#### WHAT YOU HAVE TO DO
Tally each line where the word "nemi" occurs, then give only the total.

#### RECORDED INFORMATION
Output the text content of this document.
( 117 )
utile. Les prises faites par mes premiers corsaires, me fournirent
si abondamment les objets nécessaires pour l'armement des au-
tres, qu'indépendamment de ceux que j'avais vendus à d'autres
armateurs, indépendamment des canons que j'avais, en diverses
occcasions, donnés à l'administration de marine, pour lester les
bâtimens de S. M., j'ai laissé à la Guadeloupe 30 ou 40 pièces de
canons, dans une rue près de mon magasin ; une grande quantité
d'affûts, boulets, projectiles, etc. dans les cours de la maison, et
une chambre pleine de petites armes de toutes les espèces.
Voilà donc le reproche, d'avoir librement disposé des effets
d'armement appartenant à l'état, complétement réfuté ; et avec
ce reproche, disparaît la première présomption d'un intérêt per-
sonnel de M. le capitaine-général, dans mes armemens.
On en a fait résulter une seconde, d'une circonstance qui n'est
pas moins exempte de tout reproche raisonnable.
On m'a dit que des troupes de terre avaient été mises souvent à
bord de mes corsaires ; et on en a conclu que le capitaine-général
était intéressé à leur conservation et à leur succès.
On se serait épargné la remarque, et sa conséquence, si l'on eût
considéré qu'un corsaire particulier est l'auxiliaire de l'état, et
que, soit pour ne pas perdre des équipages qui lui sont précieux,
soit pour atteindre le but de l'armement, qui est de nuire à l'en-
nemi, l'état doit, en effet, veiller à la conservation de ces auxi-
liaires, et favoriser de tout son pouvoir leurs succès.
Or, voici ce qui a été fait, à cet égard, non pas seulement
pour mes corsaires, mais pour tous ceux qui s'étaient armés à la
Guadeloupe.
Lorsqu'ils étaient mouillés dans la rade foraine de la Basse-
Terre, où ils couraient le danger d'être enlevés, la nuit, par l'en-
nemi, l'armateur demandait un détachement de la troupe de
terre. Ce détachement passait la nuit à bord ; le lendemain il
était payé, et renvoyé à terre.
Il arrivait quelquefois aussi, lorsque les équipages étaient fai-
---
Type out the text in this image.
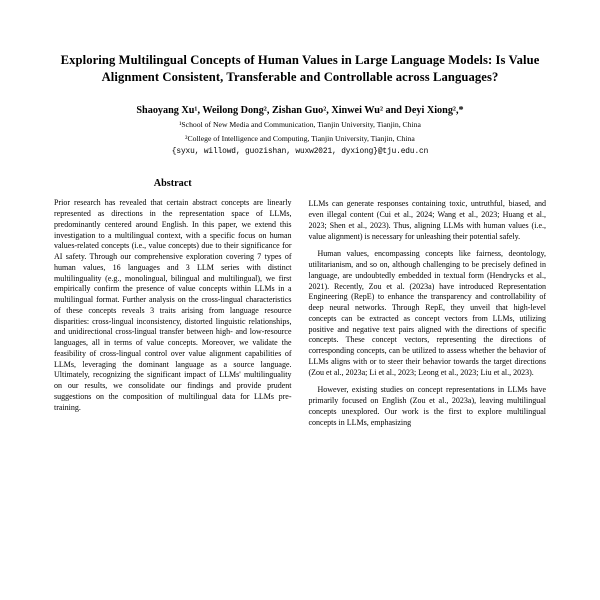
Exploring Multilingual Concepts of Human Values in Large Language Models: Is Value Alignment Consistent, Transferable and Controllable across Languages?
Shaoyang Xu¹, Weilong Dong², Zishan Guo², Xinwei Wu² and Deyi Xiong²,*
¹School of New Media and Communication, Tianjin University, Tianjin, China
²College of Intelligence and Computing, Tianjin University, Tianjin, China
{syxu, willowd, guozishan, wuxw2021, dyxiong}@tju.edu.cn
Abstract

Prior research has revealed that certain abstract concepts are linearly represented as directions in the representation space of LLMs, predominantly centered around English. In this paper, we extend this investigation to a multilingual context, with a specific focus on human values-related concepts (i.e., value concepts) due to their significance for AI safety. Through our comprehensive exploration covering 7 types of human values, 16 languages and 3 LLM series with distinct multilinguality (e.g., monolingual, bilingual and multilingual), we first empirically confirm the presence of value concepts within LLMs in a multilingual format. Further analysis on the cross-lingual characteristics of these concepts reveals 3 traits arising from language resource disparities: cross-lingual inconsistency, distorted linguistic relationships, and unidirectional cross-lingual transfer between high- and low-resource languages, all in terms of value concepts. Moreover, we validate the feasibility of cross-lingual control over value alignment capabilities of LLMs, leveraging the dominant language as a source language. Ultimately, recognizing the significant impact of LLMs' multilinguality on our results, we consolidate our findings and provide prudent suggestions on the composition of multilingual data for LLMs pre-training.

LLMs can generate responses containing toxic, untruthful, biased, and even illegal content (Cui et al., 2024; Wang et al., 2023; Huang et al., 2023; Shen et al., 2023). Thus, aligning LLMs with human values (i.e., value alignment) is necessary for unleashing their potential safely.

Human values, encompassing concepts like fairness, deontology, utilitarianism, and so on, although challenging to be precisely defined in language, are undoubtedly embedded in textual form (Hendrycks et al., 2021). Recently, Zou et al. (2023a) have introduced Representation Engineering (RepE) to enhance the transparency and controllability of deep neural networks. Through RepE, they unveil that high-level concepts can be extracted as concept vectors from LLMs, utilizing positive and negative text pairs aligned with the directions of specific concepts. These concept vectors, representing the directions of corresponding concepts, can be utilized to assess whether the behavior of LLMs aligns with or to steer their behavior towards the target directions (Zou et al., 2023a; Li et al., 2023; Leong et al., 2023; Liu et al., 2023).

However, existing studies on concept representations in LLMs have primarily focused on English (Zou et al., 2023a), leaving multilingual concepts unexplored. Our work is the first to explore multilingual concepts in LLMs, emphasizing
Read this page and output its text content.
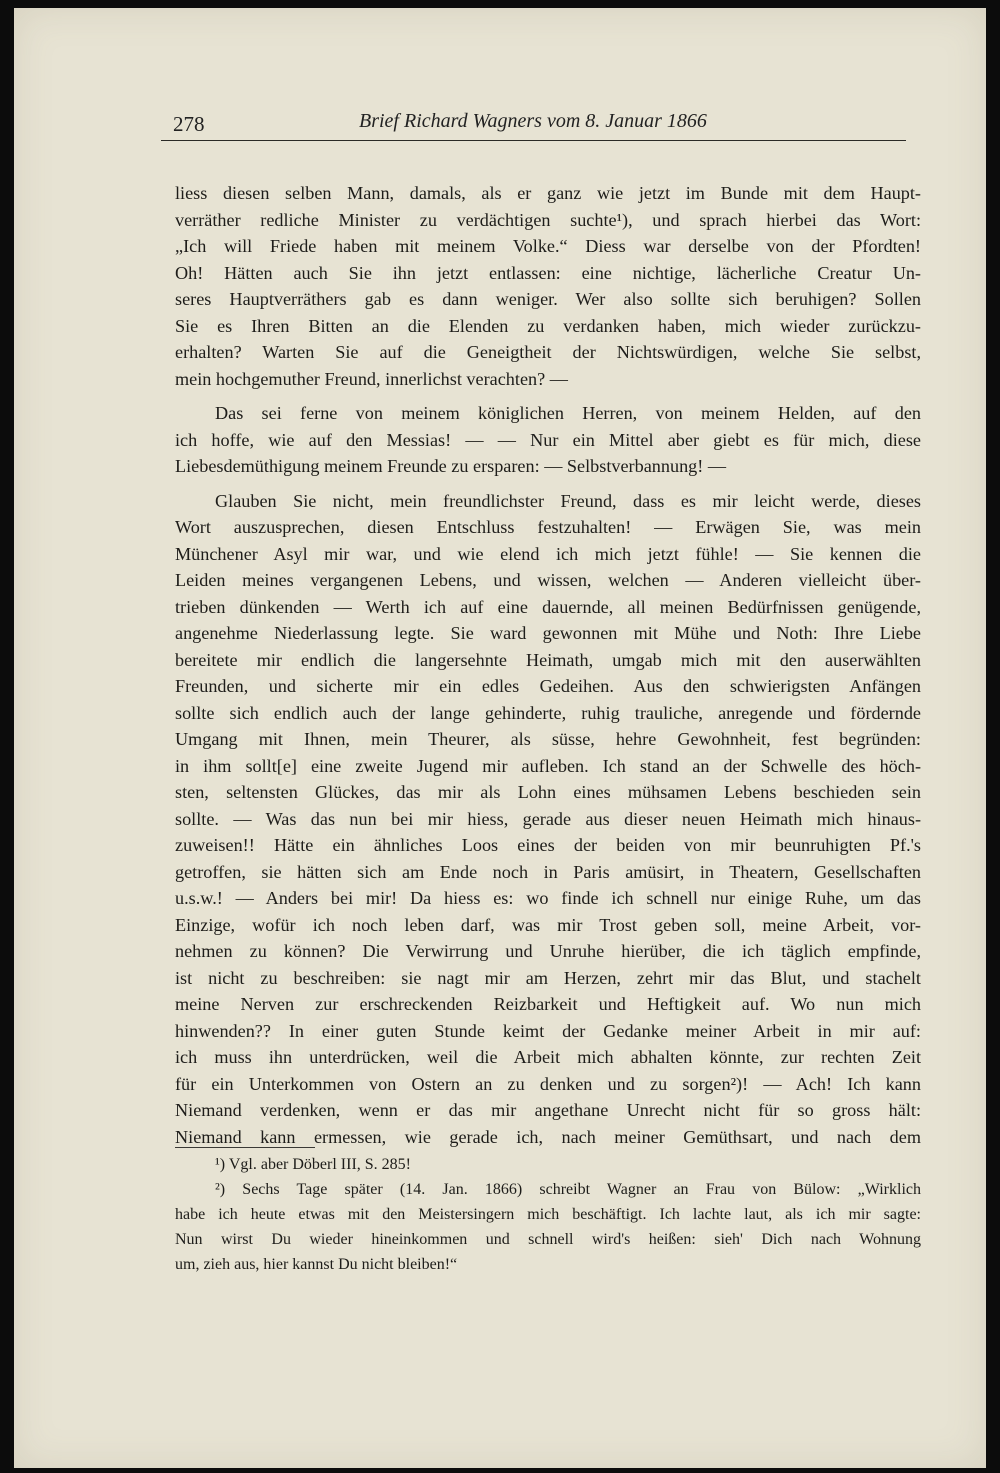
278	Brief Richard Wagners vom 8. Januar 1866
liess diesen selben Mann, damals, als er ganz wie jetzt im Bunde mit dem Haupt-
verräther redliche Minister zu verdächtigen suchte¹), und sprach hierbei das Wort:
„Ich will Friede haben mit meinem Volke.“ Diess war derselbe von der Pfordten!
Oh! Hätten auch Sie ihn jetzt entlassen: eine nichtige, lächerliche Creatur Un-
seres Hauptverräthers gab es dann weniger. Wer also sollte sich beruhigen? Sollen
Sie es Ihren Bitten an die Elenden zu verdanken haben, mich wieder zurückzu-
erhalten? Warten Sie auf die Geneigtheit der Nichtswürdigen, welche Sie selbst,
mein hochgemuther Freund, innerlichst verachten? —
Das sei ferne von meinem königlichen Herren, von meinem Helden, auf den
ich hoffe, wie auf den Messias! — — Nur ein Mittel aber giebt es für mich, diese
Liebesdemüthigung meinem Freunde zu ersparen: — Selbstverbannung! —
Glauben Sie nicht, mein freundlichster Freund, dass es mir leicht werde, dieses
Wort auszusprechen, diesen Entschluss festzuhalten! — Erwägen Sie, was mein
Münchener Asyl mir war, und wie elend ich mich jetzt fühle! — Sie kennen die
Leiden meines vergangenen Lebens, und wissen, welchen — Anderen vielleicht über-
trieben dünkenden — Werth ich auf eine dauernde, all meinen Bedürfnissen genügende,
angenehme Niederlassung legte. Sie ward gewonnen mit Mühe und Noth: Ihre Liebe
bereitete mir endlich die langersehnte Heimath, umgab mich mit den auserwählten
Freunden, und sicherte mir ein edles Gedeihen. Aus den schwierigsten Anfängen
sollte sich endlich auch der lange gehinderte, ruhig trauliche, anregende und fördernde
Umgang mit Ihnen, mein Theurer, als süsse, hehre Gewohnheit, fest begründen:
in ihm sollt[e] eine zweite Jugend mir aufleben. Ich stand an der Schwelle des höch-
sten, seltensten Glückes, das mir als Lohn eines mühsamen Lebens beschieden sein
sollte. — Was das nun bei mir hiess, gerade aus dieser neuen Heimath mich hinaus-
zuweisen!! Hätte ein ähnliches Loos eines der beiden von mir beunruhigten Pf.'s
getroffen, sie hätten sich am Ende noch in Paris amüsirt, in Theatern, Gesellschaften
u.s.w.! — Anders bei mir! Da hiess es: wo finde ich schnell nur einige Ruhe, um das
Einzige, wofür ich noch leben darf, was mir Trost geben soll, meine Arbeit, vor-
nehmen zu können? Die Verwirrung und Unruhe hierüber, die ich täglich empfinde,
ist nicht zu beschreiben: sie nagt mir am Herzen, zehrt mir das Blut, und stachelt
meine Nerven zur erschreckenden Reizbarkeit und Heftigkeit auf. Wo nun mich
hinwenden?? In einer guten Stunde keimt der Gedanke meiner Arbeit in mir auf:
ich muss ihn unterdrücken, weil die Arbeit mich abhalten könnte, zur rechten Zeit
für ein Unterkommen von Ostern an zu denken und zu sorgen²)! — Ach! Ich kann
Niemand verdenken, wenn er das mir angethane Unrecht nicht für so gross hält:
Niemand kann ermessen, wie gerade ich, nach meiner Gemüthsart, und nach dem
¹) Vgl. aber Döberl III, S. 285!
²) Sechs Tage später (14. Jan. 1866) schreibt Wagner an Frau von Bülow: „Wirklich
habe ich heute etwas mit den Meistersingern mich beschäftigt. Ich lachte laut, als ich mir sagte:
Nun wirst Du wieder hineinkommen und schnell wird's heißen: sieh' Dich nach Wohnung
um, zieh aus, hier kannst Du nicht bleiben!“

#### EXERCISE OUTPUT
2